## Instruction
Each line of the listing must be transcribed exactly, except for the images, which should be excluded.
--- START ---
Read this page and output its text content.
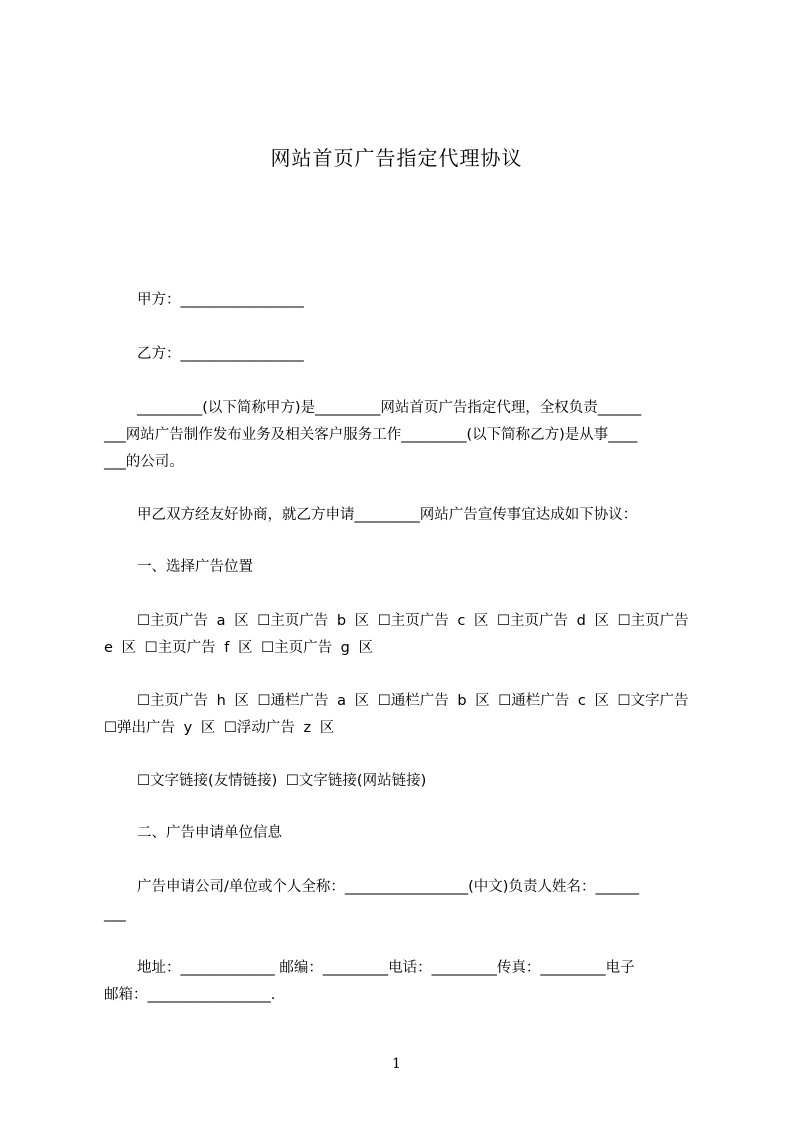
网站首页广告指定代理协议
甲方：_________________
乙方：_________________
_________(以下简称甲方)是_________网站首页广告指定代理，全权负责______
___网站广告制作发布业务及相关客户服务工作_________(以下简称乙方)是从事____
___的公司。
甲乙双方经友好协商，就乙方申请_________网站广告宣传事宜达成如下协议：
一、选择广告位置
☐主页广告 a 区 ☐主页广告 b 区 ☐主页广告 c 区 ☐主页广告 d 区 ☐主页广告
e 区 ☐主页广告 f 区 ☐主页广告 g 区
☐主页广告 h 区 ☐通栏广告 a 区 ☐通栏广告 b 区 ☐通栏广告 c 区 ☐文字广告
☐弹出广告 y 区 ☐浮动广告 z 区
☐文字链接(友情链接) ☐文字链接(网站链接)
二、广告申请单位信息
广告申请公司/单位或个人全称：_________________(中文)负责人姓名：______
___
地址：_____________ 邮编：_________电话：_________传真：_________电子
邮箱：_________________.
1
--- END ---
## Solution for this task
Read this page and output its text content.
网站首页广告指定代理协议
甲方：_________________
乙方：_________________
_________(以下简称甲方)是_________网站首页广告指定代理，全权负责______
___网站广告制作发布业务及相关客户服务工作_________(以下简称乙方)是从事____
___的公司。
甲乙双方经友好协商，就乙方申请_________网站广告宣传事宜达成如下协议：
一、选择广告位置
☐主页广告 a 区 ☐主页广告 b 区 ☐主页广告 c 区 ☐主页广告 d 区 ☐主页广告
e 区 ☐主页广告 f 区 ☐主页广告 g 区
☐主页广告 h 区 ☐通栏广告 a 区 ☐通栏广告 b 区 ☐通栏广告 c 区 ☐文字广告
☐弹出广告 y 区 ☐浮动广告 z 区
☐文字链接(友情链接) ☐文字链接(网站链接)
二、广告申请单位信息
广告申请公司/单位或个人全称：_________________(中文)负责人姓名：______
___
地址：_____________ 邮编：_________电话：_________传真：_________电子
邮箱：_________________.
1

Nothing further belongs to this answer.